● Task input:
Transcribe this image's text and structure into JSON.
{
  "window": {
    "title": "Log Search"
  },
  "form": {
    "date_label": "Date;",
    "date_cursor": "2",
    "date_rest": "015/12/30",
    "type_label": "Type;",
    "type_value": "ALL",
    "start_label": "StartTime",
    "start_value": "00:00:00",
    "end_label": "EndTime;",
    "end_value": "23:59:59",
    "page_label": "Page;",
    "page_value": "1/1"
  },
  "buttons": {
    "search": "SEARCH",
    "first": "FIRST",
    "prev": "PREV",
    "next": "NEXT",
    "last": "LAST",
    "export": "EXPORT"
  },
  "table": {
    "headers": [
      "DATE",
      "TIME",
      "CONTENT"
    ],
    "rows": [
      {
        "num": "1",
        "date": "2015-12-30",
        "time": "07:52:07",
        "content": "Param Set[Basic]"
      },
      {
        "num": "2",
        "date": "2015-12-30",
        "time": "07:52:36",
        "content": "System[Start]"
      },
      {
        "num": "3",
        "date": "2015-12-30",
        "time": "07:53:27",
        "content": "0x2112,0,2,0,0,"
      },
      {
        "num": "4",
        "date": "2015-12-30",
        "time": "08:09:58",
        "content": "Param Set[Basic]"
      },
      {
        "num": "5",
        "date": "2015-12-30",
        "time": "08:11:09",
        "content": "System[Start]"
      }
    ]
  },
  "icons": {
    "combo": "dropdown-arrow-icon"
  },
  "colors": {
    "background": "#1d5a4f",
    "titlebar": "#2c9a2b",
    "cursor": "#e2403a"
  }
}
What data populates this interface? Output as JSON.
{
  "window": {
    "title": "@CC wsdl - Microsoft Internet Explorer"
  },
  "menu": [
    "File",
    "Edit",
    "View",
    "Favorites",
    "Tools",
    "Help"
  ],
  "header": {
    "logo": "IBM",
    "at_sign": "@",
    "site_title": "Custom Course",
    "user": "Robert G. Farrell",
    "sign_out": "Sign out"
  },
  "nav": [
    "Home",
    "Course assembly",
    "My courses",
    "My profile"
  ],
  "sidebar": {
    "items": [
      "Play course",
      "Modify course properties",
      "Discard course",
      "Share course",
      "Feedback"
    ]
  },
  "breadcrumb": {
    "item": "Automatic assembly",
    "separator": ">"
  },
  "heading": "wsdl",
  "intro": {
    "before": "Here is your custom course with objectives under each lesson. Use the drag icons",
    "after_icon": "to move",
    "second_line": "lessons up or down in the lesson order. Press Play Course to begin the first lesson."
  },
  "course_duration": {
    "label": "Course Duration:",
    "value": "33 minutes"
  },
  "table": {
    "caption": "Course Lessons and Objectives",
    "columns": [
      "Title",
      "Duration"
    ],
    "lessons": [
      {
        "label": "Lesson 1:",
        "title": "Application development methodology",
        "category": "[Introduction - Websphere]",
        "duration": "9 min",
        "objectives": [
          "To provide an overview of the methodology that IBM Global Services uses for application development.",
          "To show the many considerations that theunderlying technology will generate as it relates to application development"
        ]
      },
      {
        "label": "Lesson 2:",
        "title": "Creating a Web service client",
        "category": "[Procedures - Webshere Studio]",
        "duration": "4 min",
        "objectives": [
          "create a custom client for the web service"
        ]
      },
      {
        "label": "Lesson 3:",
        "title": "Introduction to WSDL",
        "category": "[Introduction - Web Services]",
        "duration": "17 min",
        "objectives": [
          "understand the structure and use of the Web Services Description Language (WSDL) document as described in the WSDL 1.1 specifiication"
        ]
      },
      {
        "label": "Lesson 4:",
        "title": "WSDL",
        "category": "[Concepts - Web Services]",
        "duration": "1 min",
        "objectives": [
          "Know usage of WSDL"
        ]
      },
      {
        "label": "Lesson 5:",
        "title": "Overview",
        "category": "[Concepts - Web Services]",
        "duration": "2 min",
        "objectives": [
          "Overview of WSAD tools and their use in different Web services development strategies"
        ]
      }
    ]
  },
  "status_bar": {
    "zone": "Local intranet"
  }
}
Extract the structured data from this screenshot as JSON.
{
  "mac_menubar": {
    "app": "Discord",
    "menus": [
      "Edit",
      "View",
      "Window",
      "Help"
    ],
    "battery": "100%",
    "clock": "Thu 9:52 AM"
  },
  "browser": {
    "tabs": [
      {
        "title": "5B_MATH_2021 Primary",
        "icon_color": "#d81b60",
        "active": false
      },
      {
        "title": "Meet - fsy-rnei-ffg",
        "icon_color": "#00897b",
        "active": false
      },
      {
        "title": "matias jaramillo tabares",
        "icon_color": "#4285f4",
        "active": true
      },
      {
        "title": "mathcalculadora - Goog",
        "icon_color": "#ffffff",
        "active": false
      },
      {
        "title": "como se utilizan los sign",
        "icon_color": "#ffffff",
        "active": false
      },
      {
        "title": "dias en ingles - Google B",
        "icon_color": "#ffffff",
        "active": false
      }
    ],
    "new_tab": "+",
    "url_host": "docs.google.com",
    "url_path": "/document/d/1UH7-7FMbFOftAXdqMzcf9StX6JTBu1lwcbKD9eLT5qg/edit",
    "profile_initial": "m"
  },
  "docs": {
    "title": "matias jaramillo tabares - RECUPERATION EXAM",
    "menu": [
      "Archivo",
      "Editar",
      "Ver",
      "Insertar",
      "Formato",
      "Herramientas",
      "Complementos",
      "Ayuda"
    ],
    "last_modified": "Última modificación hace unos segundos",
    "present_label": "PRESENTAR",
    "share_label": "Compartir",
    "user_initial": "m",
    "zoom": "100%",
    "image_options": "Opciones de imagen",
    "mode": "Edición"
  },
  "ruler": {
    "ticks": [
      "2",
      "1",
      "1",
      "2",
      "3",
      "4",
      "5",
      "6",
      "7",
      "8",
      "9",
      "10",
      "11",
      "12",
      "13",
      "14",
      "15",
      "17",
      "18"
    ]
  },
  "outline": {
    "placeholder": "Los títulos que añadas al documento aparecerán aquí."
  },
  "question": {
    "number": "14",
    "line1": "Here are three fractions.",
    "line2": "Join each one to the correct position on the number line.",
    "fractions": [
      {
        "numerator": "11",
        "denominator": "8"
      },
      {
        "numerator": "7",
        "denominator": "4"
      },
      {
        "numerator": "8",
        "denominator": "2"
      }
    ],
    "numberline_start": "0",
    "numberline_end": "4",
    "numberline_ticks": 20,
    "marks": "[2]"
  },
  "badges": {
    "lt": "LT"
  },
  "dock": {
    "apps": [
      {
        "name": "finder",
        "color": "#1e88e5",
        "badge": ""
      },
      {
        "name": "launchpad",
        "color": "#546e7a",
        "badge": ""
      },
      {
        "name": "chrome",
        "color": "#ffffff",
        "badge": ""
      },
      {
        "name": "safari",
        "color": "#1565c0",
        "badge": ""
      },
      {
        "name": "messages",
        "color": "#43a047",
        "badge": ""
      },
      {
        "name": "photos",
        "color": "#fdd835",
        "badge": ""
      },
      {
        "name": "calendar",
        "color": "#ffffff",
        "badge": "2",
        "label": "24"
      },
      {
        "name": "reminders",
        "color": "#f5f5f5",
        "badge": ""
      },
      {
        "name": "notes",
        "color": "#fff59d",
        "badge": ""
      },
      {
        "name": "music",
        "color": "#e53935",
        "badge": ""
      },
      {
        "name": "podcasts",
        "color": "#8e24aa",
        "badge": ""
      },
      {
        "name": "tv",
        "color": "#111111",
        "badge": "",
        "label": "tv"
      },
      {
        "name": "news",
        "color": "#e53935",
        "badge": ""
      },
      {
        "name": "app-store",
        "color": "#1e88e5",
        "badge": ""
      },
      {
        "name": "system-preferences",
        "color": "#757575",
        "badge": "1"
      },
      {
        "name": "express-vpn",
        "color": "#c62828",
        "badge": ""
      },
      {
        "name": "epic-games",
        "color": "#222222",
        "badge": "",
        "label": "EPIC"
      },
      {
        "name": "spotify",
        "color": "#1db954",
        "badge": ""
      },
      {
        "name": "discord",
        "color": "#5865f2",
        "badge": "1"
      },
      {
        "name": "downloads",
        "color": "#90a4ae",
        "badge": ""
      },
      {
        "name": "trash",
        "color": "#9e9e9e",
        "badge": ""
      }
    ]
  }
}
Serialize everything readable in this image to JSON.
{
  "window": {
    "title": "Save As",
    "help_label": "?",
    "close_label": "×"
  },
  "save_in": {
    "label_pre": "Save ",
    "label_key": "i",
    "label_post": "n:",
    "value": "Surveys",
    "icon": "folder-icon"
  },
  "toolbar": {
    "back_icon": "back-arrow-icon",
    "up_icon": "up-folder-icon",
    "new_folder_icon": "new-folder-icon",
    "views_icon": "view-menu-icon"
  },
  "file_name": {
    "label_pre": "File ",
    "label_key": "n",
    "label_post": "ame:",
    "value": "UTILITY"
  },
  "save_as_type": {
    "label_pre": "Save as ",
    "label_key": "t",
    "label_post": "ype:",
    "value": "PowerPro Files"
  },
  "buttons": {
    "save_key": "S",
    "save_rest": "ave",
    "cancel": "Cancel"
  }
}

● Instructions for the task:
In the listing above, find each line with the word "this" and copy it.

● The reply:
Transcribe this image's text and structure into JSON.
What data populates this interface? Output as JSON.
Extract the structured data from this screenshot as JSON.
Serialize everything readable in this image to JSON.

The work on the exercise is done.